=== What you need to do ===
Can you carry on the sermon transcript about backsliding below, writing what comes next after its final sentence?
::: Text passage :::
E.A. Johnston vividly describes the spiritual condition and dangers of backsliding, urging believers to repent and return to wholehearted devotion to God.
In this topical sermon, E.A. Johnston addresses the painful reality of backsliding within the Christian life. He paints a vivid picture of the backslider's spiritual condition, highlighting the loss of love for God, the embrace of sin, and the resulting misery and danger. Johnston warns of the grave consequences of unrepentant sin and calls believers to genuine repentance and restoration. This message serves as a solemn reminder of the importance of maintaining a fervent and obedient walk with Christ.
Full Transcript
I want to take some time today, friends, to address a sore subject with many in the churches today. My topic today is the backslider. I know in my own life when I have been in a backslidden condition.
I was both useless to God and miserable with myself. The most miserable person in the world is a backslider. For nothing will bring him true satisfaction or fulfillment.
Here now is a backslider described. Sin has been welcomed. Sin has been regular.
Sin has been enjoyed. Sin has lost its shame. And sin has been looked for and longingly and lovingly embraced and is dear to the heart.
The taste for spiritual things is gone. Real spiritual truth is disliked and true preaching is not endured. Rather, it is hated and avoided.
Prayer becomes merely self-centered and selfish for one's own pleasure, advancement and gain. The intimacy with Christ is lost. Love of Christ has diminished.
Conviction of the Holy Spirit is quenched because of sin. This way, a backslider can sin with reckless abandon and enjoy his sin and even delight in it, whereas in former times the believer delighted in his God and lived for things of eternal worth. Proverbs 14.14 declares this about the backslider.
The backslider in heart shall be filled with his own ways. So a backslider is full of himself and full of the world. His own self-gratification comes first and is foremost in his life.
But a backslider is a miserable person to live with, often in a foul mood and critical of others and possessing an unforgiving spirit and a spirit of hatred and bitterness toward others. The Bible becomes merely a tool to the backslider to encourage him in sin by continually resorting to 1 John 1.9 as relief from judgment to continue in sin. And although the Word of God is true in that if we confess our sins, he is faithful and just to forgive us our sins, the backslider has no intention to part with his most beloved sin by true repentance.
So the last part of that verse does not apply to him and to cleanse us from all unrighteousness. A backslider is more concerned with pleasing himself rather than pleasing God. A backslider will begin to hate the people of God and avoid their company.
A backslider knows nothing about his danger and is totally unaware of the great and grave danger of being removed by sudden death and thrust into eternity to face the Lord Jesus Christ while standing knee deep in the ashes of a wasted life. A church, a denomination, and a nation can be so far away from the heart of a holy God and in a state of spiritual stupidity that the only thing which will awaken and alarm them to their great danger is a sudden manifestation of God's convicting presence in revival, whether it's personal or corporate or national. Apart from this, a backslider walks on slippery places, ready to fall at any moment, 2 Peter 2.20 warns.
::: Extracted information :::
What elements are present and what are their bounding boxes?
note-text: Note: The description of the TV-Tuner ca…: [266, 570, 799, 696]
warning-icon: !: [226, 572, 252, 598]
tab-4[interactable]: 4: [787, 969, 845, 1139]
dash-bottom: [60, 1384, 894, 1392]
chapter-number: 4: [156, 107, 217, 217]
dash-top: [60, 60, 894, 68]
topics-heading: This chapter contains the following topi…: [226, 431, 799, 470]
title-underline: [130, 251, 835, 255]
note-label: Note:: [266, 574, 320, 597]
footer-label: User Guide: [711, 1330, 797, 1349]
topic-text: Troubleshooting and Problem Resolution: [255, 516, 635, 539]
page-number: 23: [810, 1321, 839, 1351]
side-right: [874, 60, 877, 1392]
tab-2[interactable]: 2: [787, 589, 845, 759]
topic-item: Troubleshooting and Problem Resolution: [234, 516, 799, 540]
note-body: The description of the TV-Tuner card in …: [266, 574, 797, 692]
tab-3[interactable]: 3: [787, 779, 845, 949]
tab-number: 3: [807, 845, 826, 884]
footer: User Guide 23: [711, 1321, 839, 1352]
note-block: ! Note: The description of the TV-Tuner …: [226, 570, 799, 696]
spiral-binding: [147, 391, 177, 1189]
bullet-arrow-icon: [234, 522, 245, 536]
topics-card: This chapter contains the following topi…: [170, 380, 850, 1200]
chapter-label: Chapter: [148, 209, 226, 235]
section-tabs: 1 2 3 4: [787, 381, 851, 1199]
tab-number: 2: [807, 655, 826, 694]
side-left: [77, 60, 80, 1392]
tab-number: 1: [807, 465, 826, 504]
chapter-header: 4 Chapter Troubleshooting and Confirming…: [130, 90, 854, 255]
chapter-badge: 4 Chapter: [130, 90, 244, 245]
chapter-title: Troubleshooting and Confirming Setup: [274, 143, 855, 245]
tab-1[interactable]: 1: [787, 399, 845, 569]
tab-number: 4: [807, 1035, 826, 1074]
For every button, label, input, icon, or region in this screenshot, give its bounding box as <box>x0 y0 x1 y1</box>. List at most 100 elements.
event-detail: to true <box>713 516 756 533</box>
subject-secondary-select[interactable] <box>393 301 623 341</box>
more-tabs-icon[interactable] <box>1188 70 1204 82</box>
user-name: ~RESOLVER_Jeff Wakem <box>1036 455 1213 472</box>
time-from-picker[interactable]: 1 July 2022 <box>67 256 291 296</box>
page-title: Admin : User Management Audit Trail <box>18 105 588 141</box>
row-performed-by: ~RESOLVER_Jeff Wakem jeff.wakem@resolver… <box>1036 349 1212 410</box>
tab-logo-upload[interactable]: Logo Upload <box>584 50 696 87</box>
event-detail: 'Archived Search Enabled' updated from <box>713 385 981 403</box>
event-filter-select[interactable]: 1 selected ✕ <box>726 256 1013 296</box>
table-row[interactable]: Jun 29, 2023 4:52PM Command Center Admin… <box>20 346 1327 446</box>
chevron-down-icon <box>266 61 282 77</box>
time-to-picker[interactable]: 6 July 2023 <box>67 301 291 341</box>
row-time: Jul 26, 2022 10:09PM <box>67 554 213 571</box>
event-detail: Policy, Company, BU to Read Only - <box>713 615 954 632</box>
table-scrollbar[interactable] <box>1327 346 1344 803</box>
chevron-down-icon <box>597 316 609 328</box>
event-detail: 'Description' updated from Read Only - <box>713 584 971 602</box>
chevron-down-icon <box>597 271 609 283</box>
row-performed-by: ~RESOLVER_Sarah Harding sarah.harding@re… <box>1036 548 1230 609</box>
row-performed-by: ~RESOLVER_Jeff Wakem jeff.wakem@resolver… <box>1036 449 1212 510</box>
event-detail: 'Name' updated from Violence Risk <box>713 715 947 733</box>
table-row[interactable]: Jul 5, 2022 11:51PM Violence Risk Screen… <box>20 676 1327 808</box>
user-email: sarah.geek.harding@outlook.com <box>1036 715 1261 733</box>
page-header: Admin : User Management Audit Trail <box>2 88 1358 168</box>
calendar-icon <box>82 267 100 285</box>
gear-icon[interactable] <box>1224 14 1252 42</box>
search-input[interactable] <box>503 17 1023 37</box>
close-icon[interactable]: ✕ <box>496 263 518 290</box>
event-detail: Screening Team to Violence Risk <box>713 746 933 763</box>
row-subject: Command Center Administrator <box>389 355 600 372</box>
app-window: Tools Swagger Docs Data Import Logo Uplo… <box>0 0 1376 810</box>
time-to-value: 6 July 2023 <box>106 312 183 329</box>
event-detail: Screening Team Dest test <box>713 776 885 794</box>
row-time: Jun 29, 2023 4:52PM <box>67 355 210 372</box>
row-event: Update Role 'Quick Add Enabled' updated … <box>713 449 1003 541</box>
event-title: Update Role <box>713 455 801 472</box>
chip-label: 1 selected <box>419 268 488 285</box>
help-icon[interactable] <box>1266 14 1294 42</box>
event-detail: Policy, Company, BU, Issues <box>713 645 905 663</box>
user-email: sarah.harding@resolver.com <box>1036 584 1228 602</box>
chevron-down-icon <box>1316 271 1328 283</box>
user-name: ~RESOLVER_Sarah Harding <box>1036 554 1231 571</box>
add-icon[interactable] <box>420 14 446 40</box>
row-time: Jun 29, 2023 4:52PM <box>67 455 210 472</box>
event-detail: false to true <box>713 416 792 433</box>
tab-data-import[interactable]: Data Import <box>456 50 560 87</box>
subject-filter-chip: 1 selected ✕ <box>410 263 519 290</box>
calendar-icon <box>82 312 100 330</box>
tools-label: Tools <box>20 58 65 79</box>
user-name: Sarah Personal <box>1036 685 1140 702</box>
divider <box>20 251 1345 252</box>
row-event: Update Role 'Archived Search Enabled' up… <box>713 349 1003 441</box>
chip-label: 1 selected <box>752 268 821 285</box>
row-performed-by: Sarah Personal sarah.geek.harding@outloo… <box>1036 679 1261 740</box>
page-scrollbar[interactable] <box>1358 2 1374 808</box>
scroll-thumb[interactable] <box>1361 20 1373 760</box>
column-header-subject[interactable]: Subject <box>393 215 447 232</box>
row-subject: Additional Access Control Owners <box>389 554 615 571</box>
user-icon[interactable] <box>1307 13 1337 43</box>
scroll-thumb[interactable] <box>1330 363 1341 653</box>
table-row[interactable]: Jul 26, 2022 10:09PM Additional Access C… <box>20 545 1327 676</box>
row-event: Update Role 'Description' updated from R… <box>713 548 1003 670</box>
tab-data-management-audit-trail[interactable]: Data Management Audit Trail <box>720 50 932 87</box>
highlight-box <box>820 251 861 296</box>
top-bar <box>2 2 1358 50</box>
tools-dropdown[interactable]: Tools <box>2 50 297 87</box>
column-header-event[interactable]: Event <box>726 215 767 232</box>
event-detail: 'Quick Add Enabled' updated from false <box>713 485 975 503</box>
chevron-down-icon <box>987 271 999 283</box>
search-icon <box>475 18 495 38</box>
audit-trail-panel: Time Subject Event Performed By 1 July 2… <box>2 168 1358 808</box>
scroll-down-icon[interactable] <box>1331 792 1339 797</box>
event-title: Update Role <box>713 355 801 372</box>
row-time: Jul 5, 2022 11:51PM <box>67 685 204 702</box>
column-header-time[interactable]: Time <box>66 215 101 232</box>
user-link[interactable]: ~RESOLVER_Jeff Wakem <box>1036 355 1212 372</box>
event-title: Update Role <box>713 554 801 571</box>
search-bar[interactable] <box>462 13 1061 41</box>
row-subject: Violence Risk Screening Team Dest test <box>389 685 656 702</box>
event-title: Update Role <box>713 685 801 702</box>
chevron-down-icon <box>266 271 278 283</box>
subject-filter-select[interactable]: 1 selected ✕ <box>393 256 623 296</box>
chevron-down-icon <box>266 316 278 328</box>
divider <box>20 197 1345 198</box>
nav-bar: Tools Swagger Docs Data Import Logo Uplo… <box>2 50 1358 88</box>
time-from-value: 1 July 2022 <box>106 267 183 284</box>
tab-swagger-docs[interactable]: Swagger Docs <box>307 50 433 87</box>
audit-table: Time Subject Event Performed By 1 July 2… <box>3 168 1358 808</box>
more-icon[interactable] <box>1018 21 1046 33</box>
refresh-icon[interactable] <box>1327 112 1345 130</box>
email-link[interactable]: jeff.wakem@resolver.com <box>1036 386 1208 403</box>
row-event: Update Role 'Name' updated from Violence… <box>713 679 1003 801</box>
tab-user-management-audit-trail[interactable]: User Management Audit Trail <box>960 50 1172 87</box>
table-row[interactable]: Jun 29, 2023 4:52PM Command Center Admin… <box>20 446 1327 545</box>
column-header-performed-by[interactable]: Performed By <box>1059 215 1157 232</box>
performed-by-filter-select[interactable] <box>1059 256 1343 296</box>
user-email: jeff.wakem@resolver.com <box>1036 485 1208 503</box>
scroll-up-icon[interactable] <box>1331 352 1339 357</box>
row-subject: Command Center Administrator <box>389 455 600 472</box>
:::
=== Response ===
For if after they have escaped the pollutions of the world through the knowledge of the Lord and Savior Jesus Christ, they are again entangled therein and overcome, the latter end is worse with them than the beginning. A backslider runs the risk of being suddenly removed by God before falling into complete apostasy. A backslider has been sidelined by sin and is completely useless to God in his barren condition, which bears no fruit nor vital testimony.
A backslidden church within a community will have no spiritual influence upon that wicked community. A backslider in the secular workplace will blend in with the lost and not stand out for God or the gospel. A backslider will have a religious life, but without the power, his witness will lack divine authority like Lot and Sodom.
His religious duties are done out of habit rather than love to God, and his works have no lasting spiritual fruit or influence upon a generation. He is a vapor without a scent, a shadow without any distinction. He is like Jeremiah's basket of fruit, rotten in the sun, good to nobody and good for nothing.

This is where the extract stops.